_What the task requires_. Copy out each line of the data that holds the word "name".

_Material to process_.
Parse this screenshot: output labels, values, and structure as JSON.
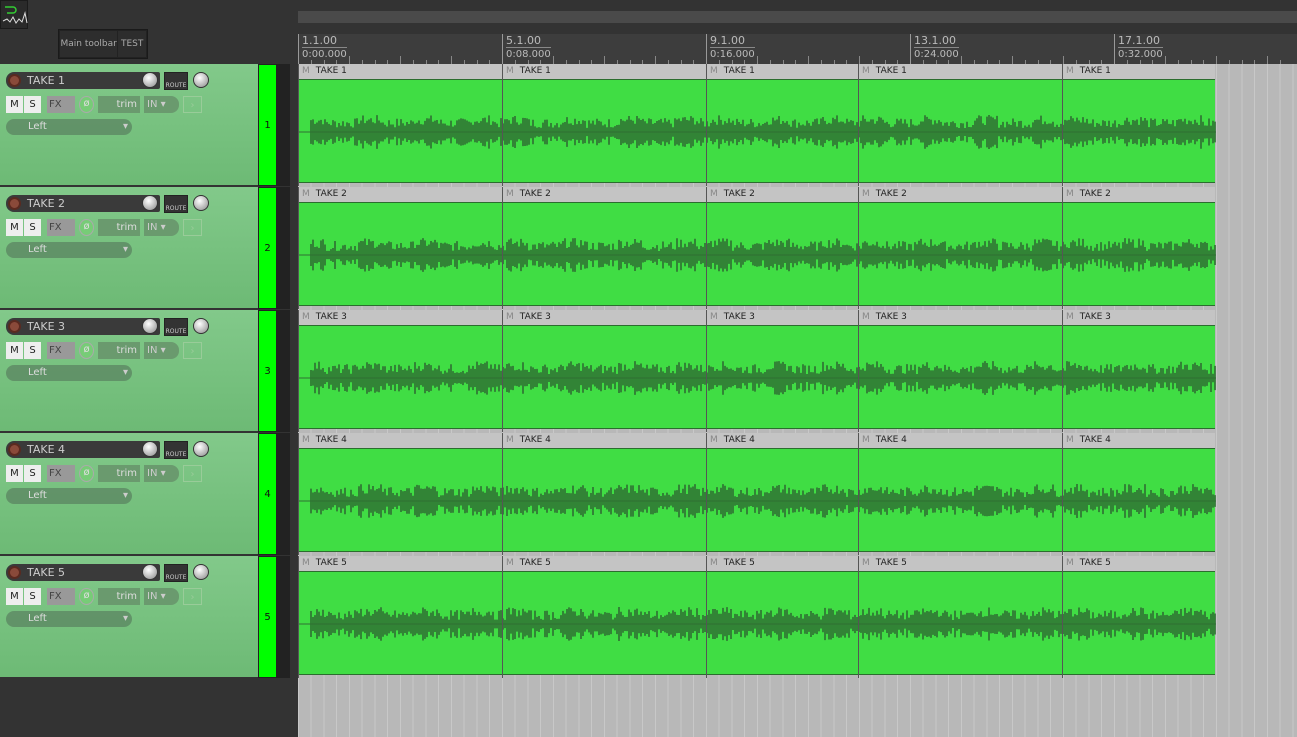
{
  "toolbar": {
    "main": "Main toolbar",
    "test": "TEST"
  },
  "ruler": [
    {
      "bar": "1.1.00",
      "time": "0:00.000"
    },
    {
      "bar": "5.1.00",
      "time": "0:08.000"
    },
    {
      "bar": "9.1.00",
      "time": "0:16.000"
    },
    {
      "bar": "13.1.00",
      "time": "0:24.000"
    },
    {
      "bar": "17.1.00",
      "time": "0:32.000"
    }
  ],
  "tcp": {
    "mute": "M",
    "solo": "S",
    "fx": "FX",
    "trim": "trim",
    "input": "IN",
    "route": "ROUTE",
    "item_mute": "M"
  },
  "colors": {
    "track": "#00ff00",
    "item": "#40dd44",
    "waveform": "#2f6e33"
  },
  "tracks": [
    {
      "name": "TAKE 1",
      "number": "1",
      "pan": "Left"
    },
    {
      "name": "TAKE 2",
      "number": "2",
      "pan": "Left"
    },
    {
      "name": "TAKE 3",
      "number": "3",
      "pan": "Left"
    },
    {
      "name": "TAKE 4",
      "number": "4",
      "pan": "Left"
    },
    {
      "name": "TAKE 5",
      "number": "5",
      "pan": "Left"
    }
  ]
}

_Exercise answer_.
      "name": "TAKE 1",
      "name": "TAKE 2",
      "name": "TAKE 3",
      "name": "TAKE 4",
      "name": "TAKE 5",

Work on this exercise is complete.